Work required | Copy out the records precisely, omitting pictures.

** begin Record set **

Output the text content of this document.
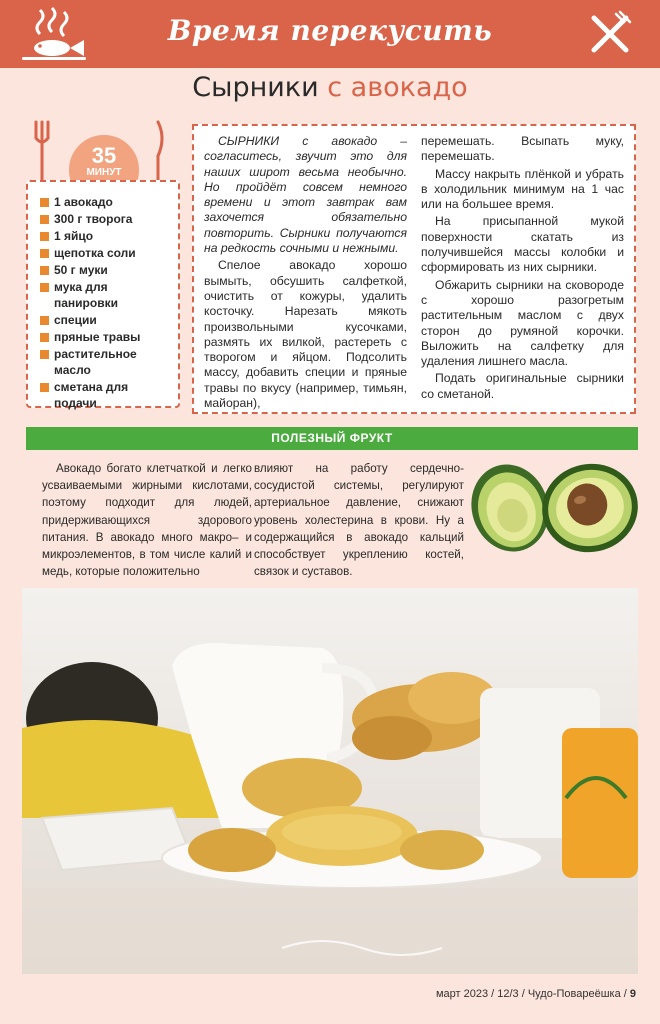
Время перекусить
Сырники с авокадо
35
МИНУТ
1 авокадо
300 г творога
1 яйцо
щепотка соли
50 г муки
мука для панировки
специи
пряные травы
растительное масло
сметана для подачи

СЫРНИКИ с авокадо – согласитесь, звучит это для наших широт весьма необычно. Но пройдёт совсем немного времени и этот завтрак вам захочется обязательно повторить. Сырники получаются на редкость сочными и нежными.

Спелое авокадо хорошо вымыть, обсушить салфеткой, очистить от кожуры, удалить косточку. Нарезать мякоть произвольными кусочками, размять их вилкой, растереть с творогом и яйцом. Подсолить массу, добавить специи и пряные травы по вкусу (например, тимьян, майоран),

перемешать. Всыпать муку, перемешать.

Массу накрыть плёнкой и убрать в холодильник минимум на 1 час или на большее время.

На присыпанной мукой поверхности скатать из получившейся массы колобки и сформировать из них сырники.

Обжарить сырники на сковороде с хорошо разогретым растительным маслом с двух сторон до румяной корочки. Выложить на салфетку для удаления лишнего масла.

Подать оригинальные сырники со сметаной.

ПОЛЕЗНЫЙ ФРУКТ
Авокадо богато клетчаткой и легко усваиваемыми жирными кислотами, поэтому подходит для людей, придерживающихся здорового питания. В авокадо много макро– и микроэлементов, в том числе калий и медь, которые положительно
влияют на работу сердечно-сосудистой системы, регулируют артериальное давление, снижают уровень холестерина в крови. Ну а содержащийся в авокадо кальций способствует укреплению костей, связок и суставов.
март 2023 / 12/3 / Чудо-Повареёшка / 9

** end Record set **

Reply to the exercise |
Output the text content of this document.
Время перекусить
Сырники с авокадо
35
МИНУТ
1 авокадо
300 г творога
1 яйцо
щепотка соли
50 г муки
мука для панировки
специи
пряные травы
растительное масло
сметана для подачи

СЫРНИКИ с авокадо – согласитесь, звучит это для наших широт весьма необычно. Но пройдёт совсем немного времени и этот завтрак вам захочется обязательно повторить. Сырники получаются на редкость сочными и нежными.

Спелое авокадо хорошо вымыть, обсушить салфеткой, очистить от кожуры, удалить косточку. Нарезать мякоть произвольными кусочками, размять их вилкой, растереть с творогом и яйцом. Подсолить массу, добавить специи и пряные травы по вкусу (например, тимьян, майоран),

перемешать. Всыпать муку, перемешать.

Массу накрыть плёнкой и убрать в холодильник минимум на 1 час или на большее время.

На присыпанной мукой поверхности скатать из получившейся массы колобки и сформировать из них сырники.

Обжарить сырники на сковороде с хорошо разогретым растительным маслом с двух сторон до румяной корочки. Выложить на салфетку для удаления лишнего масла.

Подать оригинальные сырники со сметаной.

ПОЛЕЗНЫЙ ФРУКТ
Авокадо богато клетчаткой и легко усваиваемыми жирными кислотами, поэтому подходит для людей, придерживающихся здорового питания. В авокадо много макро– и микроэлементов, в том числе калий и медь, которые положительно
влияют на работу сердечно-сосудистой системы, регулируют артериальное давление, снижают уровень холестерина в крови. Ну а содержащийся в авокадо кальций способствует укреплению костей, связок и суставов.
март 2023 / 12/3 / Чудо-Повареёшка / 9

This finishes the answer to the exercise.